> _To be done_
Copy out lines with the word "contours" from the material that follows.

[Figure contents as structured data]
▬▬▬▬▬▬▬▬▬▬
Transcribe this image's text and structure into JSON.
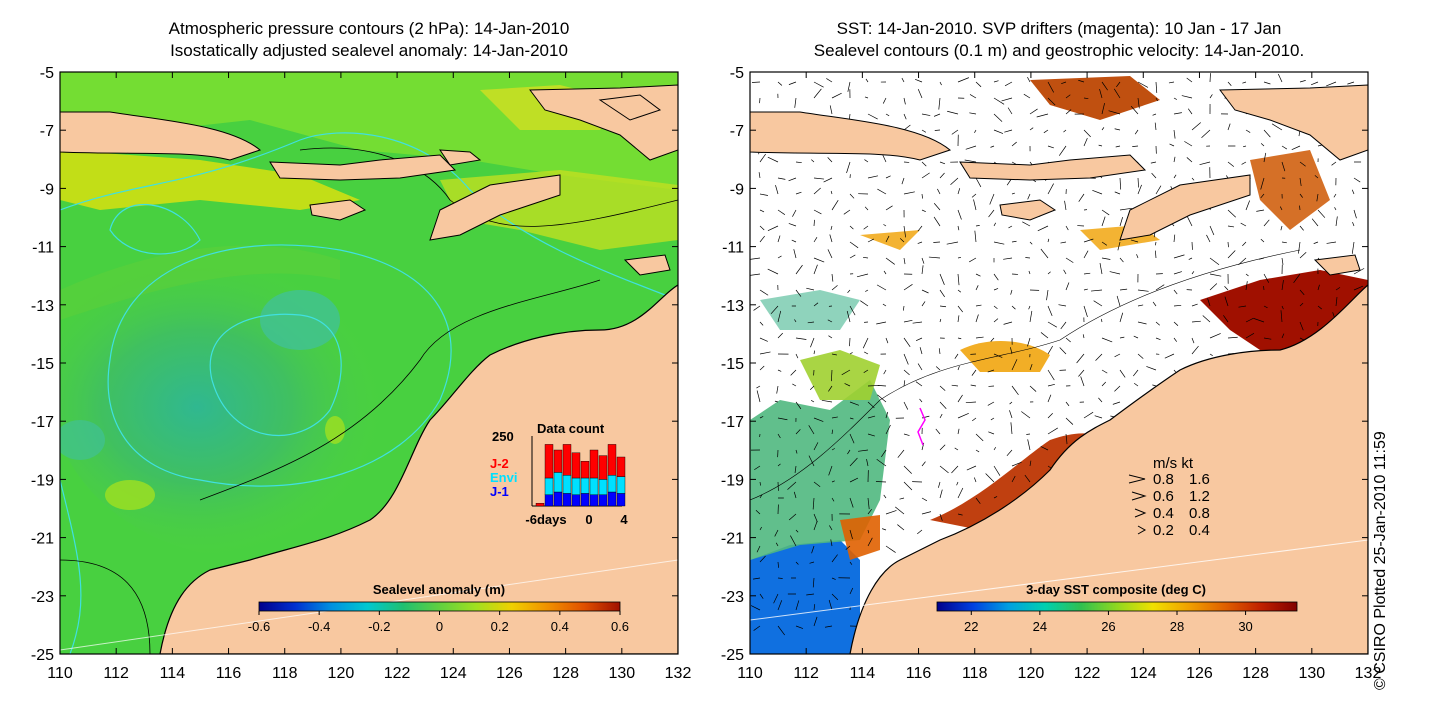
{
  "left_panel": {
    "title_line1": "Atmospheric pressure contours (2 hPa): 14-Jan-2010",
    "title_line2": "Isostatically adjusted sealevel anomaly: 14-Jan-2010",
    "colorbar": {
      "title": "Sealevel anomaly (m)",
      "ticks": [
        "-0.6",
        "-0.4",
        "-0.2",
        "0",
        "0.2",
        "0.4",
        "0.6"
      ],
      "range": [
        -0.6,
        0.6
      ],
      "colormap": [
        "#00008b",
        "#0030d0",
        "#0090e0",
        "#00c8d0",
        "#20c070",
        "#60d040",
        "#a0e020",
        "#f0d000",
        "#f09000",
        "#e05000",
        "#a01000"
      ]
    },
    "inset": {
      "title": "Data count",
      "y_max_label": "250",
      "legend": [
        {
          "label": "J-2",
          "color": "#ff0000"
        },
        {
          "label": "Envi",
          "color": "#00e0ff"
        },
        {
          "label": "J-1",
          "color": "#0000ff"
        }
      ],
      "x_labels": [
        "-6days",
        "0",
        "4"
      ],
      "x_values": [
        -6,
        -5,
        -4,
        -3,
        -2,
        -1,
        0,
        1,
        2,
        3
      ],
      "series": [
        {
          "name": "J-1",
          "values": [
            0,
            40,
            50,
            45,
            40,
            45,
            40,
            40,
            50,
            45
          ]
        },
        {
          "name": "Envi",
          "values": [
            0,
            60,
            70,
            65,
            60,
            55,
            60,
            55,
            60,
            60
          ]
        },
        {
          "name": "J-2",
          "values": [
            10,
            120,
            80,
            110,
            90,
            60,
            100,
            85,
            110,
            70
          ]
        }
      ]
    }
  },
  "right_panel": {
    "title_line1": "SST: 14-Jan-2010. SVP drifters (magenta): 10 Jan - 17 Jan",
    "title_line2": "Sealevel contours (0.1 m) and geostrophic velocity: 14-Jan-2010.",
    "colorbar": {
      "title": "3-day SST composite (deg C)",
      "ticks": [
        "22",
        "24",
        "26",
        "28",
        "30"
      ],
      "range": [
        21,
        31.5
      ],
      "colormap": [
        "#00008b",
        "#0040e0",
        "#00a0e0",
        "#00d0b0",
        "#30c050",
        "#90d820",
        "#f0e000",
        "#f0a000",
        "#e06000",
        "#c02000",
        "#800000"
      ]
    },
    "velocity_legend": {
      "header": "m/s  kt",
      "entries": [
        {
          "ms": "0.8",
          "kt": "1.6"
        },
        {
          "ms": "0.6",
          "kt": "1.2"
        },
        {
          "ms": "0.4",
          "kt": "0.8"
        },
        {
          "ms": "0.2",
          "kt": "0.4"
        }
      ]
    }
  },
  "axes": {
    "x_ticks": [
      "110",
      "112",
      "114",
      "116",
      "118",
      "120",
      "122",
      "124",
      "126",
      "128",
      "130",
      "132"
    ],
    "y_ticks": [
      "-5",
      "-7",
      "-9",
      "-11",
      "-13",
      "-15",
      "-17",
      "-19",
      "-21",
      "-23",
      "-25"
    ],
    "lon_range": [
      110,
      132
    ],
    "lat_range": [
      -25,
      -5
    ]
  },
  "credit": "© CSIRO Plotted 25-Jan-2010 11:59",
  "colors": {
    "land": "#f8c8a0",
    "ocean_green": "#50d840",
    "contour_cyan": "#40e0e0",
    "drifter": "#ff00ff"
  }
}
▬▬▬▬▬▬▬▬▬▬
> _Result below_
    "title_line1": "Atmospheric pressure contours (2 hPa): 14-Jan-2010",
    "title_line2": "Sealevel contours (0.1 m) and geostrophic velocity: 14-Jan-2010.",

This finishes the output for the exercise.